▽

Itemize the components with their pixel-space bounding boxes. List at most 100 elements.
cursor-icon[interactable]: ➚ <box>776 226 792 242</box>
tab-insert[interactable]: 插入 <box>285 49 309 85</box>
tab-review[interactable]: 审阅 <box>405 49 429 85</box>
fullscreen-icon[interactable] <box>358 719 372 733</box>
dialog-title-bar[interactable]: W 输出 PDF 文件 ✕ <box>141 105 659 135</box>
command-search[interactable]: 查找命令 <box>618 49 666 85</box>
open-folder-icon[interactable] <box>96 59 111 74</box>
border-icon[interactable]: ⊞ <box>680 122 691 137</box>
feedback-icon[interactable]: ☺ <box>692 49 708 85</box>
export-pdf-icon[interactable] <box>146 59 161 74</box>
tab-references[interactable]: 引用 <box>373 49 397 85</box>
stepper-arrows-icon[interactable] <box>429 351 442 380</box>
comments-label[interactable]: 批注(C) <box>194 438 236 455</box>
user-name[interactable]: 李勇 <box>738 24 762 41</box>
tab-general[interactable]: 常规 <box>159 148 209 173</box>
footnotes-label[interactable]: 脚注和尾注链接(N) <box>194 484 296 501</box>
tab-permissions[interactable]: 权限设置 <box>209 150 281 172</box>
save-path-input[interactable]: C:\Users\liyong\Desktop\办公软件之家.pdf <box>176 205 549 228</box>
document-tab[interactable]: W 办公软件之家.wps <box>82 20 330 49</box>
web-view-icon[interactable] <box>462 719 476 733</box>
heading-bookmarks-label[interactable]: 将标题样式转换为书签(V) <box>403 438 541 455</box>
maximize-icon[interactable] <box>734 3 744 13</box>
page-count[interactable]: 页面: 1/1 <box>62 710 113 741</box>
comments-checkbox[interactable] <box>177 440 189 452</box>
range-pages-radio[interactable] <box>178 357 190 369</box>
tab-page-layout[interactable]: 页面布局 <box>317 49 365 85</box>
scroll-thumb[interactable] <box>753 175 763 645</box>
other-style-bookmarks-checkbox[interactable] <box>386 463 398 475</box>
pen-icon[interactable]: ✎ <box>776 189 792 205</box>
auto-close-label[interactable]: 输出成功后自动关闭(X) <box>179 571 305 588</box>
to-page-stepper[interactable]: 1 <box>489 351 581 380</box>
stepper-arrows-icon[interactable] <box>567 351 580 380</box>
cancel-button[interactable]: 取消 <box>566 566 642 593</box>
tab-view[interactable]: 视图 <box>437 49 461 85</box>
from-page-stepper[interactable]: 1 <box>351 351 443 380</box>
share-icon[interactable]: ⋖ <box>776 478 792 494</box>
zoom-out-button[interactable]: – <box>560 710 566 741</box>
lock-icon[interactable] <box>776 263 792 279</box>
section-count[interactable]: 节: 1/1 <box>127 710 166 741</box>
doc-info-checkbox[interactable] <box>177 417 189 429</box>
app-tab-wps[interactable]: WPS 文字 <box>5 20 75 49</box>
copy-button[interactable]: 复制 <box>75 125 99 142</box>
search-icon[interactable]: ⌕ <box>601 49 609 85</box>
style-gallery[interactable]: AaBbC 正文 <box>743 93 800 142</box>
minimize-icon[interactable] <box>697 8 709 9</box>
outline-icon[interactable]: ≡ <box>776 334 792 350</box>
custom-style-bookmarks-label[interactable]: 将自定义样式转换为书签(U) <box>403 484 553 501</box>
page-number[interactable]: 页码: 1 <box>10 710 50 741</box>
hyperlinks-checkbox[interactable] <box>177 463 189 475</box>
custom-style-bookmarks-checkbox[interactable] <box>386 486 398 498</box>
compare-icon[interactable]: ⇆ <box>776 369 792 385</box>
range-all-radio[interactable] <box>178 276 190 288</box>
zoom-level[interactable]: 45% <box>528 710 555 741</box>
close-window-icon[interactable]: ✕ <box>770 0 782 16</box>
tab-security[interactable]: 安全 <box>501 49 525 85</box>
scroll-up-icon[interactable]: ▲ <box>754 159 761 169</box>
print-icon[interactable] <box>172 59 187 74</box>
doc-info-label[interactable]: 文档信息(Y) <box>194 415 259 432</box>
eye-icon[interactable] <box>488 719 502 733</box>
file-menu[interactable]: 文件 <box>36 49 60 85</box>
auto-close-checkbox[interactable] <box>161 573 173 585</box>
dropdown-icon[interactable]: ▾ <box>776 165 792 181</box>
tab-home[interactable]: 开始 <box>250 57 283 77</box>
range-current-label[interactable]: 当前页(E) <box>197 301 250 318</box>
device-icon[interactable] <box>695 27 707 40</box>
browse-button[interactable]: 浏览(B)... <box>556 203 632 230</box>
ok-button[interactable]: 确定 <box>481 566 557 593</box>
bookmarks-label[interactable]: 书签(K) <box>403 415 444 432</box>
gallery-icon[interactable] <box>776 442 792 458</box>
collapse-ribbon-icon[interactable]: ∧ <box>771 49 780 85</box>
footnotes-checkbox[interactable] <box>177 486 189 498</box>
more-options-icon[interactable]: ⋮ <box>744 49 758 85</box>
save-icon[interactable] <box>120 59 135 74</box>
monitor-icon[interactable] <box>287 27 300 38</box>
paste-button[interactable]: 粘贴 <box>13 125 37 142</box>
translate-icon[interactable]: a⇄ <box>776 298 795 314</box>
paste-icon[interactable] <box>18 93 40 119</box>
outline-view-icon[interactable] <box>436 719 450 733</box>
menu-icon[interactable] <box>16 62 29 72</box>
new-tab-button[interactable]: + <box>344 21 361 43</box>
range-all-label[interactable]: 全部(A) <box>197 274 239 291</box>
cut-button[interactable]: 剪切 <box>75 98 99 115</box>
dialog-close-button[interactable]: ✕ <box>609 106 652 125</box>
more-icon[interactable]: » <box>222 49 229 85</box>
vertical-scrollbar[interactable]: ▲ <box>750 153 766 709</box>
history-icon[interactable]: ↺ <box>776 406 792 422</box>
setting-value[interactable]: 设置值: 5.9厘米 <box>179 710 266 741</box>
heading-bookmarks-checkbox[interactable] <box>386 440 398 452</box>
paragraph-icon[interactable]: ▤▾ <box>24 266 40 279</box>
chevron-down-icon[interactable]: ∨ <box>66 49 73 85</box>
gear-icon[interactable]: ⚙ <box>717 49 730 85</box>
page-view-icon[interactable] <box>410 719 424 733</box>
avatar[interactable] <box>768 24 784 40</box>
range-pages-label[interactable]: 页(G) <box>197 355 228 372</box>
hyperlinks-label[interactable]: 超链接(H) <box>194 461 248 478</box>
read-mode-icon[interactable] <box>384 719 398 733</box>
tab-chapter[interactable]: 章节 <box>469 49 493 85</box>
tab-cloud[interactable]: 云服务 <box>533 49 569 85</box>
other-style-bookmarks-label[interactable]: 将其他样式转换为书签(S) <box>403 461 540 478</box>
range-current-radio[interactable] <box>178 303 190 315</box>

△

Short problem
Rewrite the records from the first line through the line containing "to-page-stepper[interactable]: 1 <box>489", swapping every "checkbox" for "tickbox" and changing nothing else. Return only that part.

Expected answer
Itemize the components with their pixel-space bounding boxes. List at most 100 elements.
cursor-icon[interactable]: ➚ <box>776 226 792 242</box>
tab-insert[interactable]: 插入 <box>285 49 309 85</box>
tab-review[interactable]: 审阅 <box>405 49 429 85</box>
fullscreen-icon[interactable] <box>358 719 372 733</box>
dialog-title-bar[interactable]: W 输出 PDF 文件 ✕ <box>141 105 659 135</box>
command-search[interactable]: 查找命令 <box>618 49 666 85</box>
open-folder-icon[interactable] <box>96 59 111 74</box>
border-icon[interactable]: ⊞ <box>680 122 691 137</box>
feedback-icon[interactable]: ☺ <box>692 49 708 85</box>
export-pdf-icon[interactable] <box>146 59 161 74</box>
tab-references[interactable]: 引用 <box>373 49 397 85</box>
stepper-arrows-icon[interactable] <box>429 351 442 380</box>
comments-label[interactable]: 批注(C) <box>194 438 236 455</box>
user-name[interactable]: 李勇 <box>738 24 762 41</box>
tab-general[interactable]: 常规 <box>159 148 209 173</box>
footnotes-label[interactable]: 脚注和尾注链接(N) <box>194 484 296 501</box>
tab-permissions[interactable]: 权限设置 <box>209 150 281 172</box>
save-path-input[interactable]: C:\Users\liyong\Desktop\办公软件之家.pdf <box>176 205 549 228</box>
document-tab[interactable]: W 办公软件之家.wps <box>82 20 330 49</box>
web-view-icon[interactable] <box>462 719 476 733</box>
heading-bookmarks-label[interactable]: 将标题样式转换为书签(V) <box>403 438 541 455</box>
maximize-icon[interactable] <box>734 3 744 13</box>
page-count[interactable]: 页面: 1/1 <box>62 710 113 741</box>
comments-tickbox[interactable] <box>177 440 189 452</box>
range-pages-radio[interactable] <box>178 357 190 369</box>
tab-page-layout[interactable]: 页面布局 <box>317 49 365 85</box>
scroll-thumb[interactable] <box>753 175 763 645</box>
other-style-bookmarks-tickbox[interactable] <box>386 463 398 475</box>
pen-icon[interactable]: ✎ <box>776 189 792 205</box>
auto-close-label[interactable]: 输出成功后自动关闭(X) <box>179 571 305 588</box>
to-page-stepper[interactable]: 1 <box>489 351 581 380</box>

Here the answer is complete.